++++ Extracted entries ++++
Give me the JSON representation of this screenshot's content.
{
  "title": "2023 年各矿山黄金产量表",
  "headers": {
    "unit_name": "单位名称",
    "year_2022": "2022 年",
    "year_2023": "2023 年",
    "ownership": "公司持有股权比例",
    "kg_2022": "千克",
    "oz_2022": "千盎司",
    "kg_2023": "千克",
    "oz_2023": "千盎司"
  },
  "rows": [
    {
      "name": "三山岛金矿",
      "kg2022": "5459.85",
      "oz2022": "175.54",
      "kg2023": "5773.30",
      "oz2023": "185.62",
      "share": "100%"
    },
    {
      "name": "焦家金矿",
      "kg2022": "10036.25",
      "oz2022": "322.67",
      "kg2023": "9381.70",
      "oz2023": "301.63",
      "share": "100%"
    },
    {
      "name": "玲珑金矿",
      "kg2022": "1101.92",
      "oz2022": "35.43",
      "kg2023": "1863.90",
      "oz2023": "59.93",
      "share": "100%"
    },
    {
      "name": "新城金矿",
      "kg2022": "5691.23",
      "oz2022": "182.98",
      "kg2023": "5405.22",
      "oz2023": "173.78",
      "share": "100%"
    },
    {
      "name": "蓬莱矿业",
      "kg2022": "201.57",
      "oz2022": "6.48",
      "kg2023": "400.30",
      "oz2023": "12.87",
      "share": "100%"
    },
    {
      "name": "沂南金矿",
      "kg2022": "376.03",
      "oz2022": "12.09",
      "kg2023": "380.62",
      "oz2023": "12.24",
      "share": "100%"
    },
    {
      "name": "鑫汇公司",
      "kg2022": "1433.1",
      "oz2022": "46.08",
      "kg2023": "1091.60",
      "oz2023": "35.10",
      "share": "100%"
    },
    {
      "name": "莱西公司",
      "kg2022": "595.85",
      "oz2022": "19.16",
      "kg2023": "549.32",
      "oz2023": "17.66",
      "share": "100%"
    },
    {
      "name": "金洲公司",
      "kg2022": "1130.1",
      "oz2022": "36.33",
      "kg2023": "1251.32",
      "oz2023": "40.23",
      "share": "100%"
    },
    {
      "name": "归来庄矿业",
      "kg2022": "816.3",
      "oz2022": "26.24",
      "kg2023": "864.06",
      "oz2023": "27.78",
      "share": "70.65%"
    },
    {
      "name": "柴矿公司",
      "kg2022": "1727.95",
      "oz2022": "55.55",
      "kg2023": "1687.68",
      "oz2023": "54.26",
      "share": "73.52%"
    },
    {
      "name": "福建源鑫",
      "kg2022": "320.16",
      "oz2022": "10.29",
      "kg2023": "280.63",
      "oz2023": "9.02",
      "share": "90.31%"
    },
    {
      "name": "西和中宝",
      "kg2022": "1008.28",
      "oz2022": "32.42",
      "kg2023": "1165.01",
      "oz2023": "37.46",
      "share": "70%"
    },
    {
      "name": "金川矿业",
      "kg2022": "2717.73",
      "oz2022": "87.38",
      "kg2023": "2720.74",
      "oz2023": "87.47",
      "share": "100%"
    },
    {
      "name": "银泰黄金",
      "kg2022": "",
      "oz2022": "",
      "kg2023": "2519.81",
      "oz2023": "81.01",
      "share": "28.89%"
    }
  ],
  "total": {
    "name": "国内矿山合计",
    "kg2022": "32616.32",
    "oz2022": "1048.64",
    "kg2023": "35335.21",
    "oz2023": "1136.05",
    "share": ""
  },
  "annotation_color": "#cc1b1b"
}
++++
- _Problem details_:
Copy each line of the data above without altering a single character.

- _Exercise answer_:
Give me the JSON representation of this screenshot's content.
{
  "title": "2023 年各矿山黄金产量表",
  "headers": {
    "unit_name": "单位名称",
    "year_2022": "2022 年",
    "year_2023": "2023 年",
    "ownership": "公司持有股权比例",
    "kg_2022": "千克",
    "oz_2022": "千盎司",
    "kg_2023": "千克",
    "oz_2023": "千盎司"
  },
  "rows": [
    {
      "name": "三山岛金矿",
      "kg2022": "5459.85",
      "oz2022": "175.54",
      "kg2023": "5773.30",
      "oz2023": "185.62",
      "share": "100%"
    },
    {
      "name": "焦家金矿",
      "kg2022": "10036.25",
      "oz2022": "322.67",
      "kg2023": "9381.70",
      "oz2023": "301.63",
      "share": "100%"
    },
    {
      "name": "玲珑金矿",
      "kg2022": "1101.92",
      "oz2022": "35.43",
      "kg2023": "1863.90",
      "oz2023": "59.93",
      "share": "100%"
    },
    {
      "name": "新城金矿",
      "kg2022": "5691.23",
      "oz2022": "182.98",
      "kg2023": "5405.22",
      "oz2023": "173.78",
      "share": "100%"
    },
    {
      "name": "蓬莱矿业",
      "kg2022": "201.57",
      "oz2022": "6.48",
      "kg2023": "400.30",
      "oz2023": "12.87",
      "share": "100%"
    },
    {
      "name": "沂南金矿",
      "kg2022": "376.03",
      "oz2022": "12.09",
      "kg2023": "380.62",
      "oz2023": "12.24",
      "share": "100%"
    },
    {
      "name": "鑫汇公司",
      "kg2022": "1433.1",
      "oz2022": "46.08",
      "kg2023": "1091.60",
      "oz2023": "35.10",
      "share": "100%"
    },
    {
      "name": "莱西公司",
      "kg2022": "595.85",
      "oz2022": "19.16",
      "kg2023": "549.32",
      "oz2023": "17.66",
      "share": "100%"
    },
    {
      "name": "金洲公司",
      "kg2022": "1130.1",
      "oz2022": "36.33",
      "kg2023": "1251.32",
      "oz2023": "40.23",
      "share": "100%"
    },
    {
      "name": "归来庄矿业",
      "kg2022": "816.3",
      "oz2022": "26.24",
      "kg2023": "864.06",
      "oz2023": "27.78",
      "share": "70.65%"
    },
    {
      "name": "柴矿公司",
      "kg2022": "1727.95",
      "oz2022": "55.55",
      "kg2023": "1687.68",
      "oz2023": "54.26",
      "share": "73.52%"
    },
    {
      "name": "福建源鑫",
      "kg2022": "320.16",
      "oz2022": "10.29",
      "kg2023": "280.63",
      "oz2023": "9.02",
      "share": "90.31%"
    },
    {
      "name": "西和中宝",
      "kg2022": "1008.28",
      "oz2022": "32.42",
      "kg2023": "1165.01",
      "oz2023": "37.46",
      "share": "70%"
    },
    {
      "name": "金川矿业",
      "kg2022": "2717.73",
      "oz2022": "87.38",
      "kg2023": "2720.74",
      "oz2023": "87.47",
      "share": "100%"
    },
    {
      "name": "银泰黄金",
      "kg2022": "",
      "oz2022": "",
      "kg2023": "2519.81",
      "oz2023": "81.01",
      "share": "28.89%"
    }
  ],
  "total": {
    "name": "国内矿山合计",
    "kg2022": "32616.32",
    "oz2022": "1048.64",
    "kg2023": "35335.21",
    "oz2023": "1136.05",
    "share": ""
  },
  "annotation_color": "#cc1b1b"
}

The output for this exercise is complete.